- Excerpted data -
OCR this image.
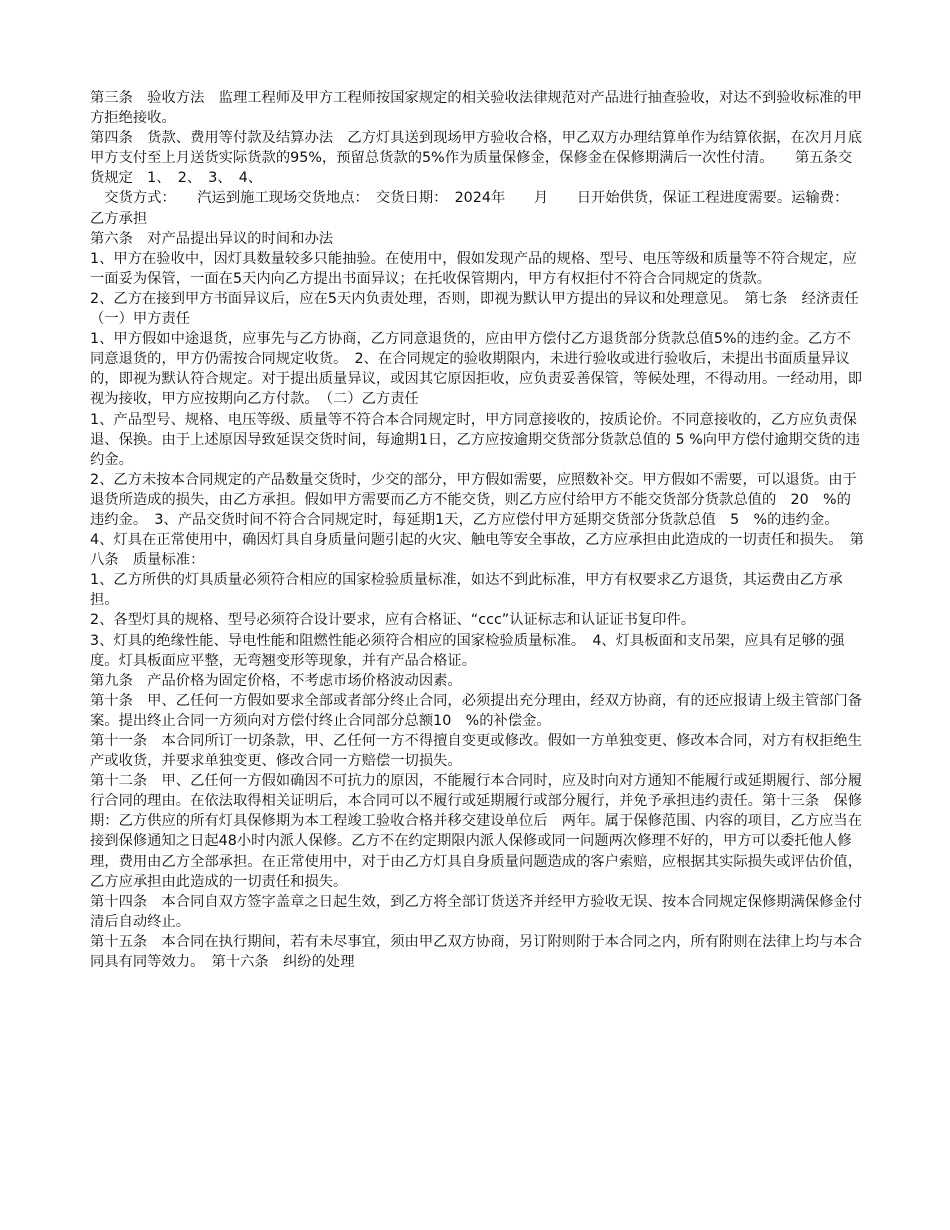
第三条　验收方法　监理工程师及甲方工程师按国家规定的相关验收法律规范对产品进行抽查验收，对达不到验收标准的甲方拒绝接收。

第四条　货款、费用等付款及结算办法　乙方灯具送到现场甲方验收合格，甲乙双方办理结算单作为结算依据，在次月月底甲方支付至上月送货实际货款的95%，预留总货款的5%作为质量保修金，保修金在保修期满后一次性付清。　　第五条交货规定　1、　2、　3、　4、

　交货方式：　　汽运到施工现场交货地点：　交货日期：　2024年　　月　　日开始供货，保证工程进度需要。运输费：　乙方承担

第六条　对产品提出异议的时间和办法

1、甲方在验收中，因灯具数量较多只能抽验。在使用中，假如发现产品的规格、型号、电压等级和质量等不符合规定，应一面妥为保管，一面在5天内向乙方提出书面异议；在托收保管期内，甲方有权拒付不符合合同规定的货款。

2、乙方在接到甲方书面异议后，应在5天内负责处理，否则，即视为默认甲方提出的异议和处理意见。　第七条　经济责任　（一）甲方责任

1、甲方假如中途退货，应事先与乙方协商，乙方同意退货的，应由甲方偿付乙方退货部分货款总值5%的违约金。乙方不同意退货的，甲方仍需按合同规定收货。　2、在合同规定的验收期限内，未进行验收或进行验收后，未提出书面质量异议的，即视为默认符合规定。对于提出质量异议，或因其它原因拒收，应负责妥善保管，等候处理，不得动用。一经动用，即视为接收，甲方应按期向乙方付款。　（二）乙方责任

1、产品型号、规格、电压等级、质量等不符合本合同规定时，甲方同意接收的，按质论价。不同意接收的，乙方应负责保退、保换。由于上述原因导致延误交货时间，每逾期1日，乙方应按逾期交货部分货款总值的 5 %向甲方偿付逾期交货的违约金。

2、乙方未按本合同规定的产品数量交货时，少交的部分，甲方假如需要，应照数补交。甲方假如不需要，可以退货。由于退货所造成的损失，由乙方承担。假如甲方需要而乙方不能交货，则乙方应付给甲方不能交货部分货款总值的　20　%的违约金。　3、产品交货时间不符合合同规定时，每延期1天，乙方应偿付甲方延期交货部分货款总值　5　%的违约金。

4、灯具在正常使用中，确因灯具自身质量问题引起的火灾、触电等安全事故，乙方应承担由此造成的一切责任和损失。　第八条　质量标准：

1、乙方所供的灯具质量必须符合相应的国家检验质量标准，如达不到此标准，甲方有权要求乙方退货，其运费由乙方承担。

2、各型灯具的规格、型号必须符合设计要求，应有合格证、“ccc”认证标志和认证证书复印件。

3、灯具的绝缘性能、导电性能和阻燃性能必须符合相应的国家检验质量标准。　4、灯具板面和支吊架，应具有足够的强度。灯具板面应平整，无弯翘变形等现象，并有产品合格证。

第九条　产品价格为固定价格，不考虑市场价格波动因素。

第十条　甲、乙任何一方假如要求全部或者部分终止合同，必须提出充分理由，经双方协商，有的还应报请上级主管部门备案。提出终止合同一方须向对方偿付终止合同部分总额10　%的补偿金。

第十一条　本合同所订一切条款，甲、乙任何一方不得擅自变更或修改。假如一方单独变更、修改本合同，对方有权拒绝生产或收货，并要求单独变更、修改合同一方赔偿一切损失。

第十二条　甲、乙任何一方假如确因不可抗力的原因，不能履行本合同时，应及时向对方通知不能履行或延期履行、部分履行合同的理由。在依法取得相关证明后，本合同可以不履行或延期履行或部分履行，并免予承担违约责任。第十三条　保修期：乙方供应的所有灯具保修期为本工程竣工验收合格并移交建设单位后　两年。属于保修范围、内容的项目，乙方应当在接到保修通知之日起48小时内派人保修。乙方不在约定期限内派人保修或同一问题两次修理不好的，甲方可以委托他人修理，费用由乙方全部承担。在正常使用中，对于由乙方灯具自身质量问题造成的客户索赔，应根据其实际损失或评估价值，乙方应承担由此造成的一切责任和损失。

第十四条　本合同自双方签字盖章之日起生效，到乙方将全部订货送齐并经甲方验收无误、按本合同规定保修期满保修金付清后自动终止。

第十五条　本合同在执行期间，若有未尽事宜，须由甲乙双方协商，另订附则附于本合同之内，所有附则在法律上均与本合同具有同等效力。　第十六条　纠纷的处理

- Exercise requirements -
Copy everything in the records above except the pictures, exactly as written.

- Result of this exercise -
OCR this image.
第三条　验收方法　监理工程师及甲方工程师按国家规定的相关验收法律规范对产品进行抽查验收，对达不到验收标准的甲方拒绝接收。

第四条　货款、费用等付款及结算办法　乙方灯具送到现场甲方验收合格，甲乙双方办理结算单作为结算依据，在次月月底甲方支付至上月送货实际货款的95%，预留总货款的5%作为质量保修金，保修金在保修期满后一次性付清。　　第五条交货规定　1、　2、　3、　4、

　交货方式：　　汽运到施工现场交货地点：　交货日期：　2024年　　月　　日开始供货，保证工程进度需要。运输费：　乙方承担

第六条　对产品提出异议的时间和办法

1、甲方在验收中，因灯具数量较多只能抽验。在使用中，假如发现产品的规格、型号、电压等级和质量等不符合规定，应一面妥为保管，一面在5天内向乙方提出书面异议；在托收保管期内，甲方有权拒付不符合合同规定的货款。

2、乙方在接到甲方书面异议后，应在5天内负责处理，否则，即视为默认甲方提出的异议和处理意见。　第七条　经济责任　（一）甲方责任

1、甲方假如中途退货，应事先与乙方协商，乙方同意退货的，应由甲方偿付乙方退货部分货款总值5%的违约金。乙方不同意退货的，甲方仍需按合同规定收货。　2、在合同规定的验收期限内，未进行验收或进行验收后，未提出书面质量异议的，即视为默认符合规定。对于提出质量异议，或因其它原因拒收，应负责妥善保管，等候处理，不得动用。一经动用，即视为接收，甲方应按期向乙方付款。　（二）乙方责任

1、产品型号、规格、电压等级、质量等不符合本合同规定时，甲方同意接收的，按质论价。不同意接收的，乙方应负责保退、保换。由于上述原因导致延误交货时间，每逾期1日，乙方应按逾期交货部分货款总值的 5 %向甲方偿付逾期交货的违约金。

2、乙方未按本合同规定的产品数量交货时，少交的部分，甲方假如需要，应照数补交。甲方假如不需要，可以退货。由于退货所造成的损失，由乙方承担。假如甲方需要而乙方不能交货，则乙方应付给甲方不能交货部分货款总值的　20　%的违约金。　3、产品交货时间不符合合同规定时，每延期1天，乙方应偿付甲方延期交货部分货款总值　5　%的违约金。

4、灯具在正常使用中，确因灯具自身质量问题引起的火灾、触电等安全事故，乙方应承担由此造成的一切责任和损失。　第八条　质量标准：

1、乙方所供的灯具质量必须符合相应的国家检验质量标准，如达不到此标准，甲方有权要求乙方退货，其运费由乙方承担。

2、各型灯具的规格、型号必须符合设计要求，应有合格证、“ccc”认证标志和认证证书复印件。

3、灯具的绝缘性能、导电性能和阻燃性能必须符合相应的国家检验质量标准。　4、灯具板面和支吊架，应具有足够的强度。灯具板面应平整，无弯翘变形等现象，并有产品合格证。

第九条　产品价格为固定价格，不考虑市场价格波动因素。

第十条　甲、乙任何一方假如要求全部或者部分终止合同，必须提出充分理由，经双方协商，有的还应报请上级主管部门备案。提出终止合同一方须向对方偿付终止合同部分总额10　%的补偿金。

第十一条　本合同所订一切条款，甲、乙任何一方不得擅自变更或修改。假如一方单独变更、修改本合同，对方有权拒绝生产或收货，并要求单独变更、修改合同一方赔偿一切损失。

第十二条　甲、乙任何一方假如确因不可抗力的原因，不能履行本合同时，应及时向对方通知不能履行或延期履行、部分履行合同的理由。在依法取得相关证明后，本合同可以不履行或延期履行或部分履行，并免予承担违约责任。第十三条　保修期：乙方供应的所有灯具保修期为本工程竣工验收合格并移交建设单位后　两年。属于保修范围、内容的项目，乙方应当在接到保修通知之日起48小时内派人保修。乙方不在约定期限内派人保修或同一问题两次修理不好的，甲方可以委托他人修理，费用由乙方全部承担。在正常使用中，对于由乙方灯具自身质量问题造成的客户索赔，应根据其实际损失或评估价值，乙方应承担由此造成的一切责任和损失。

第十四条　本合同自双方签字盖章之日起生效，到乙方将全部订货送齐并经甲方验收无误、按本合同规定保修期满保修金付清后自动终止。

第十五条　本合同在执行期间，若有未尽事宜，须由甲乙双方协商，另订附则附于本合同之内，所有附则在法律上均与本合同具有同等效力。　第十六条　纠纷的处理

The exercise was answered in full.